§ YOUR OBJECTIVE
Restate the whole listing exactly.

***** LISTED ENTRIES

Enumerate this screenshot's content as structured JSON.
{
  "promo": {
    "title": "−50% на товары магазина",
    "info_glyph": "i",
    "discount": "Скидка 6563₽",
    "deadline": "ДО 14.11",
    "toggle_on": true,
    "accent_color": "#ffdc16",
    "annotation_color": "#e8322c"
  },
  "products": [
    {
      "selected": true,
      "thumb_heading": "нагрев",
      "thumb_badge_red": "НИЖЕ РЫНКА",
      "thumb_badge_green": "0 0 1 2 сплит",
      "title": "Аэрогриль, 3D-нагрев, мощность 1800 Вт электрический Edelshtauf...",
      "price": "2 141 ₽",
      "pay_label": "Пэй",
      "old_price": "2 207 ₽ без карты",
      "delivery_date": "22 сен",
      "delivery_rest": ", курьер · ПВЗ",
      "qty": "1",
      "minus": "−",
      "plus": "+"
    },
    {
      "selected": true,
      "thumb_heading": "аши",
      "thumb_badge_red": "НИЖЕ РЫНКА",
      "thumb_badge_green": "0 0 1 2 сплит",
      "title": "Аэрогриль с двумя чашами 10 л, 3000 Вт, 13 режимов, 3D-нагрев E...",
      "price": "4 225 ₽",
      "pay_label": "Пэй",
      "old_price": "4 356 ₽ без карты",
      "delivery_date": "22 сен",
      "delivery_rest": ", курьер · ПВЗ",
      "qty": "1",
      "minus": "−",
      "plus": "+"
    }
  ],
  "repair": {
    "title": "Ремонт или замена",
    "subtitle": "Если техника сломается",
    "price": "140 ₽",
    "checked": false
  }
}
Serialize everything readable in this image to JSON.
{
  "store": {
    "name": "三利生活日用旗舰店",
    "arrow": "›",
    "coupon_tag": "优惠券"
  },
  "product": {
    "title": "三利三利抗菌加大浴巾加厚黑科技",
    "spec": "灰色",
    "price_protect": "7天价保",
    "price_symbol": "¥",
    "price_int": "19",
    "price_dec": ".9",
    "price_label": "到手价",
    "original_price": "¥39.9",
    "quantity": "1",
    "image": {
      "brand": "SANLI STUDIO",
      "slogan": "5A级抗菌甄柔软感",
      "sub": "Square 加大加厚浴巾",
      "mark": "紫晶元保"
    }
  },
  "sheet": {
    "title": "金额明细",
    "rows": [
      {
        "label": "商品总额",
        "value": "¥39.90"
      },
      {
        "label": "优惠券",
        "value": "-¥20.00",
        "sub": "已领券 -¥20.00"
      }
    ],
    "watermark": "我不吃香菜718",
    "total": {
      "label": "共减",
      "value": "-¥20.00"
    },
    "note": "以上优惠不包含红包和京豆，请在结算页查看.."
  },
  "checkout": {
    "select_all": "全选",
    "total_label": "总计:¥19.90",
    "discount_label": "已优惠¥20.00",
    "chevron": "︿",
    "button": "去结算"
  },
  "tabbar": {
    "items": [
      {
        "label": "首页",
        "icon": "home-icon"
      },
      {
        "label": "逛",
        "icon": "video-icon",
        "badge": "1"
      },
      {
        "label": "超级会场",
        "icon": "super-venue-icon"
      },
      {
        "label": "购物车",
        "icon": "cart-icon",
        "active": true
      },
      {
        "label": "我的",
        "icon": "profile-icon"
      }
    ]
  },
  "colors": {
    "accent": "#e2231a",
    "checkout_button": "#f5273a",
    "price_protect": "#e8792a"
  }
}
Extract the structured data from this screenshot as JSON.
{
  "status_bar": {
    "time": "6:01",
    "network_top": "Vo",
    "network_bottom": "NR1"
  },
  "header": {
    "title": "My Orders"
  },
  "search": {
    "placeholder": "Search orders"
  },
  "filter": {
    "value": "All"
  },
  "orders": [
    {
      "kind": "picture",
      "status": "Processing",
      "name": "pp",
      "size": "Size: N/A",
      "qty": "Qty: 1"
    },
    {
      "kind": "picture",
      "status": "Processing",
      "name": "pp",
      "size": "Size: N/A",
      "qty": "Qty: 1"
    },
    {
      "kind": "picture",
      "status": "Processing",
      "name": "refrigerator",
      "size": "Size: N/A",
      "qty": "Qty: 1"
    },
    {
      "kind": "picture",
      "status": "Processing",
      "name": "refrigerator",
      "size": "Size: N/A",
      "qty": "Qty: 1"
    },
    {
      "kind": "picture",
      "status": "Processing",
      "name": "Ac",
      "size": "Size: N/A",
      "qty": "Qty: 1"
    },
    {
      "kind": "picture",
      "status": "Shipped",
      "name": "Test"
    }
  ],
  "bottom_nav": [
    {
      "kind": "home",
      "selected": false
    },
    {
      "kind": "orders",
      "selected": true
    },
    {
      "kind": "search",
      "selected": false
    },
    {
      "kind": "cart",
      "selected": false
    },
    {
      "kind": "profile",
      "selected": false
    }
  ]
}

**********

§ EXPECTED OUTPUT
Enumerate this screenshot's content as structured JSON.
{
  "promo": {
    "title": "−50% на товары магазина",
    "info_glyph": "i",
    "discount": "Скидка 6563₽",
    "deadline": "ДО 14.11",
    "toggle_on": true,
    "accent_color": "#ffdc16",
    "annotation_color": "#e8322c"
  },
  "products": [
    {
      "selected": true,
      "thumb_heading": "нагрев",
      "thumb_badge_red": "НИЖЕ РЫНКА",
      "thumb_badge_green": "0 0 1 2 сплит",
      "title": "Аэрогриль, 3D-нагрев, мощность 1800 Вт электрический Edelshtauf...",
      "price": "2 141 ₽",
      "pay_label": "Пэй",
      "old_price": "2 207 ₽ без карты",
      "delivery_date": "22 сен",
      "delivery_rest": ", курьер · ПВЗ",
      "qty": "1",
      "minus": "−",
      "plus": "+"
    },
    {
      "selected": true,
      "thumb_heading": "аши",
      "thumb_badge_red": "НИЖЕ РЫНКА",
      "thumb_badge_green": "0 0 1 2 сплит",
      "title": "Аэрогриль с двумя чашами 10 л, 3000 Вт, 13 режимов, 3D-нагрев E...",
      "price": "4 225 ₽",
      "pay_label": "Пэй",
      "old_price": "4 356 ₽ без карты",
      "delivery_date": "22 сен",
      "delivery_rest": ", курьер · ПВЗ",
      "qty": "1",
      "minus": "−",
      "plus": "+"
    }
  ],
  "repair": {
    "title": "Ремонт или замена",
    "subtitle": "Если техника сломается",
    "price": "140 ₽",
    "checked": false
  }
}
Serialize everything readable in this image to JSON.
{
  "store": {
    "name": "三利生活日用旗舰店",
    "arrow": "›",
    "coupon_tag": "优惠券"
  },
  "product": {
    "title": "三利三利抗菌加大浴巾加厚黑科技",
    "spec": "灰色",
    "price_protect": "7天价保",
    "price_symbol": "¥",
    "price_int": "19",
    "price_dec": ".9",
    "price_label": "到手价",
    "original_price": "¥39.9",
    "quantity": "1",
    "image": {
      "brand": "SANLI STUDIO",
      "slogan": "5A级抗菌甄柔软感",
      "sub": "Square 加大加厚浴巾",
      "mark": "紫晶元保"
    }
  },
  "sheet": {
    "title": "金额明细",
    "rows": [
      {
        "label": "商品总额",
        "value": "¥39.90"
      },
      {
        "label": "优惠券",
        "value": "-¥20.00",
        "sub": "已领券 -¥20.00"
      }
    ],
    "watermark": "我不吃香菜718",
    "total": {
      "label": "共减",
      "value": "-¥20.00"
    },
    "note": "以上优惠不包含红包和京豆，请在结算页查看.."
  },
  "checkout": {
    "select_all": "全选",
    "total_label": "总计:¥19.90",
    "discount_label": "已优惠¥20.00",
    "chevron": "︿",
    "button": "去结算"
  },
  "tabbar": {
    "items": [
      {
        "label": "首页",
        "icon": "home-icon"
      },
      {
        "label": "逛",
        "icon": "video-icon",
        "badge": "1"
      },
      {
        "label": "超级会场",
        "icon": "super-venue-icon"
      },
      {
        "label": "购物车",
        "icon": "cart-icon",
        "active": true
      },
      {
        "label": "我的",
        "icon": "profile-icon"
      }
    ]
  },
  "colors": {
    "accent": "#e2231a",
    "checkout_button": "#f5273a",
    "price_protect": "#e8792a"
  }
}
Extract the structured data from this screenshot as JSON.
{
  "status_bar": {
    "time": "6:01",
    "network_top": "Vo",
    "network_bottom": "NR1"
  },
  "header": {
    "title": "My Orders"
  },
  "search": {
    "placeholder": "Search orders"
  },
  "filter": {
    "value": "All"
  },
  "orders": [
    {
      "kind": "picture",
      "status": "Processing",
      "name": "pp",
      "size": "Size: N/A",
      "qty": "Qty: 1"
    },
    {
      "kind": "picture",
      "status": "Processing",
      "name": "pp",
      "size": "Size: N/A",
      "qty": "Qty: 1"
    },
    {
      "kind": "picture",
      "status": "Processing",
      "name": "refrigerator",
      "size": "Size: N/A",
      "qty": "Qty: 1"
    },
    {
      "kind": "picture",
      "status": "Processing",
      "name": "refrigerator",
      "size": "Size: N/A",
      "qty": "Qty: 1"
    },
    {
      "kind": "picture",
      "status": "Processing",
      "name": "Ac",
      "size": "Size: N/A",
      "qty": "Qty: 1"
    },
    {
      "kind": "picture",
      "status": "Shipped",
      "name": "Test"
    }
  ],
  "bottom_nav": [
    {
      "kind": "home",
      "selected": false
    },
    {
      "kind": "orders",
      "selected": true
    },
    {
      "kind": "search",
      "selected": false
    },
    {
      "kind": "cart",
      "selected": false
    },
    {
      "kind": "profile",
      "selected": false
    }
  ]
}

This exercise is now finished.